**EXCERPT TO READ:**
Download ZGGBAL + dependencies [TGZ] [ZIP] [TXT]

Purpose:
 ZGGBAL balances a pair of general complex matrices (A,B).  This
 involves, first, permuting A and B by similarity transformations to
 isolate eigenvalues in the first 1 to ILO$-$1 and last IHI+1 to N
 elements on the diagonal; and second, applying a diagonal similarity
 transformation to rows and columns ILO to IHI to make the rows
 and columns as close in norm as possible. Both steps are optional.

 Balancing may reduce the 1-norm of the matrices, and improve the
 accuracy of the computed eigenvalues and/or eigenvectors in the
 generalized eigenvalue problem A*x = lambda*B*x.
Parameters
[in]JOB
          JOB is CHARACTER*1
          Specifies the operations to be performed on A and B:
          = 'N':  none:  simply set ILO = 1, IHI = N, LSCALE(I) = 1.0
                  and RSCALE(I) = 1.0 for i=1,...,N;
          = 'P':  permute only;
          = 'S':  scale only;
          = 'B':  both permute and scale.
[in]N
          N is INTEGER
          The order of the matrices A and B.  N >= 0.

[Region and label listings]
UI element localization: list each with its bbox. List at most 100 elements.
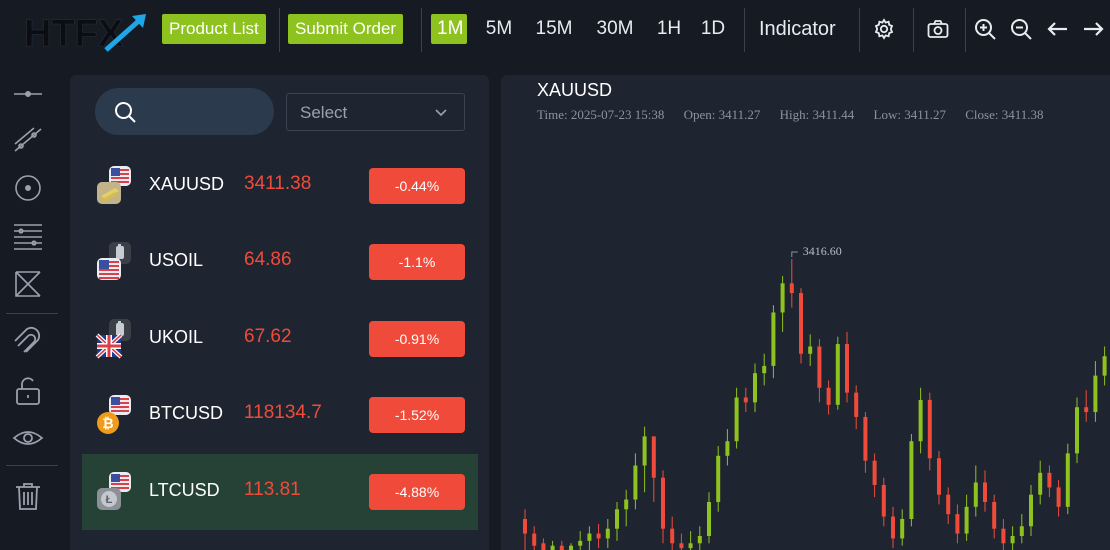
- tools-divider: [6, 313, 58, 314]
- candle: [532, 526, 537, 550]
- candle-body: [532, 533, 537, 546]
- candle-body: [937, 458, 941, 495]
- candle-body: [1084, 407, 1089, 413]
- bitcoin-usd-flag-icon: ₿: [95, 393, 135, 437]
- candle-body: [523, 518, 527, 534]
- circle-target-icon[interactable]: [12, 172, 44, 204]
- candle-body: [771, 312, 776, 366]
- arrow-right-icon[interactable]: [1080, 16, 1106, 42]
- timeframe-1d[interactable]: 1D: [698, 14, 728, 44]
- ohlc-close: Close: 3411.38: [965, 107, 1044, 122]
- product-row-ukoil[interactable]: UKOIL 67.62 -0.91%: [82, 301, 478, 377]
- candle-body: [992, 501, 997, 529]
- candle-body: [845, 344, 849, 393]
- htfx-logo: HTFX: [24, 8, 149, 52]
- candle-body: [615, 509, 619, 529]
- candle: [835, 336, 840, 410]
- candle-body: [1075, 407, 1079, 454]
- timeframe-5m[interactable]: 5M: [480, 14, 518, 44]
- price-change-badge: -0.44%: [369, 168, 465, 204]
- chart-symbol-title: XAUUSD: [537, 80, 613, 100]
- candle: [1019, 514, 1024, 544]
- candle: [937, 450, 941, 505]
- candle-body: [541, 543, 546, 550]
- candle: [780, 276, 785, 332]
- product-list-button[interactable]: Product List: [162, 14, 266, 44]
- eye-icon[interactable]: [12, 422, 44, 454]
- product-row-usoil[interactable]: USOIL 64.86 -1.1%: [82, 224, 478, 300]
- candle-body: [1029, 494, 1033, 527]
- product-row-btcusd[interactable]: ₿ BTCUSD 118134.7 -1.52%: [82, 377, 478, 453]
- magnet-icon[interactable]: [12, 326, 44, 358]
- product-list-panel: Select XAUUSD 3411.38 -0.44% USOIL 64.86…: [70, 75, 489, 550]
- candle: [983, 470, 987, 512]
- product-row-ltcusd[interactable]: Ł LTCUSD 113.81 -4.88%: [82, 454, 478, 530]
- candle-body: [1047, 472, 1052, 488]
- gear-icon[interactable]: [871, 16, 897, 42]
- tools-divider: [6, 465, 58, 466]
- candle: [587, 526, 592, 550]
- candle-body: [578, 540, 583, 546]
- trash-icon[interactable]: [12, 480, 44, 512]
- candle-body: [716, 455, 721, 502]
- svg-text:Ł: Ł: [106, 494, 113, 506]
- product-symbol: BTCUSD: [149, 403, 224, 423]
- ohlc-readout: Time: 2025-07-23 15:38 Open: 3411.27 Hig…: [537, 107, 1060, 123]
- candle-body: [955, 514, 960, 534]
- unlock-icon[interactable]: [12, 375, 44, 407]
- candle-body: [789, 283, 794, 294]
- chart-panel[interactable]: 3416.60 XAUUSD Time: 2025-07-23 15:38 Op…: [501, 75, 1110, 550]
- submit-order-button[interactable]: Submit Order: [288, 14, 404, 44]
- candle: [642, 426, 647, 493]
- candle: [670, 516, 675, 550]
- candle: [753, 363, 757, 413]
- product-row-xauusd[interactable]: XAUUSD 3411.38 -0.44%: [82, 148, 478, 224]
- zoom-out-icon[interactable]: [1008, 16, 1034, 42]
- fib-lines-icon[interactable]: [12, 220, 44, 252]
- candle-body: [633, 465, 638, 500]
- candle: [826, 380, 831, 415]
- candle-body: [780, 283, 785, 313]
- candle-body: [743, 397, 748, 403]
- indicator-button[interactable]: Indicator: [759, 14, 836, 44]
- candle-body: [946, 494, 951, 515]
- product-price: 64.86: [244, 249, 292, 270]
- candle-body: [1010, 535, 1015, 544]
- candlestick-chart[interactable]: 3416.60: [501, 75, 1110, 550]
- candle: [743, 387, 748, 413]
- trend-line-icon[interactable]: [12, 124, 44, 156]
- camera-icon[interactable]: [925, 16, 951, 42]
- timeframe-1m[interactable]: 1M: [431, 14, 467, 44]
- candle-body: [983, 482, 987, 502]
- candle: [679, 533, 684, 550]
- candle: [716, 446, 721, 512]
- candle: [808, 334, 813, 366]
- candle-body: [863, 416, 868, 461]
- timeframe-1h[interactable]: 1H: [655, 14, 683, 44]
- search-input[interactable]: [95, 88, 274, 135]
- candle-body: [1038, 472, 1043, 495]
- candle-body: [826, 387, 831, 405]
- price-change-badge: -1.52%: [369, 397, 465, 433]
- timeframe-15m[interactable]: 15M: [532, 14, 576, 44]
- candle-body: [909, 441, 914, 519]
- horizontal-line-icon[interactable]: [12, 78, 44, 110]
- candle-body: [587, 533, 592, 541]
- arrow-left-icon[interactable]: [1045, 16, 1071, 42]
- candle: [1047, 465, 1052, 498]
- candle: [661, 470, 665, 544]
- price-change-badge: -4.88%: [369, 474, 465, 510]
- candle: [541, 538, 546, 550]
- candle: [651, 436, 656, 502]
- timeframe-30m[interactable]: 30M: [592, 14, 638, 44]
- ohlc-high: High: 3411.44: [779, 107, 855, 122]
- pattern-icon[interactable]: [12, 268, 44, 300]
- candle-body: [900, 518, 905, 539]
- candle: [946, 487, 951, 524]
- category-select[interactable]: Select: [286, 93, 465, 131]
- max-price-label: 3416.60: [803, 244, 842, 258]
- zoom-in-icon[interactable]: [972, 16, 998, 42]
- product-symbol: XAUUSD: [149, 174, 225, 194]
- candle: [1010, 526, 1015, 550]
- candle: [1056, 480, 1061, 517]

**EXERCISES:**
1/ According to the ZGGBAL documentation, which value of JOB specifies scaling without permuting?
2/ Print the part of the ZGGBAL documentation that opens with the words containing "Download ZGGBAL +" and closes with "A*x = lambda*B*x.", with no changes.
3/ Proceed with the ZGGBAL documentation from the point where it stops.

**THE RESPONSES:**
1/ 'S'

2/
Download ZGGBAL + dependencies [TGZ] [ZIP] [TXT]

Purpose:
 ZGGBAL balances a pair of general complex matrices (A,B).  This
 involves, first, permuting A and B by similarity transformations to
 isolate eigenvalues in the first 1 to ILO$-$1 and last IHI+1 to N
 elements on the diagonal; and second, applying a diagonal similarity
 transformation to rows and columns ILO to IHI to make the rows
 and columns as close in norm as possible. Both steps are optional.

 Balancing may reduce the 1-norm of the matrices, and improve the
 accuracy of the computed eigenvalues and/or eigenvectors in the
 generalized eigenvalue problem A*x = lambda*B*x.

3/
[in,out]A
          A is COMPLEX*16 array, dimension (LDA,N)
          On entry, the input matrix A.
          On exit, A is overwritten by the balanced matrix.
          If JOB = 'N', A is not referenced.
[in]LDA
          LDA is INTEGER
          The leading dimension of the array A. LDA >= max(1,N).
[in,out]B
          B is COMPLEX*16 array, dimension (LDB,N)
          On entry, the input matrix B.
          On exit, B is overwritten by the balanced matrix.
          If JOB = 'N', B is not referenced.
[in]LDB
          LDB is INTEGER
          The leading dimension of the array B. LDB >= max(1,N).
[out]ILO
          ILO is INTEGER
[out]IHI
          IHI is INTEGER
          ILO and IHI are set to integers such that on exit
          A(i,j) = 0 and B(i,j) = 0 if i > j and
          j = 1,...,ILO-1 or i = IHI+1,...,N.
          If JOB = 'N' or 'S', ILO = 1 and IHI = N.
[out]LSCALE
          LSCALE is DOUBLE PRECISION array, dimension (N)
          Details of the permutations and scaling factors applied
          to the left side of A and B.  If P(j) is the index of the
          row interchanged with row j, and D(j) is the scaling factor
          applied to row j, then
            LSCALE(j) = P(j)    for J = 1,...,ILO-1
                      = D(j)    for J = ILO,...,IHI
                      = P(j)    for J = IHI+1,...,N.
          The order in which the interchanges are made is N to IHI+1,
          then 1 to ILO-1.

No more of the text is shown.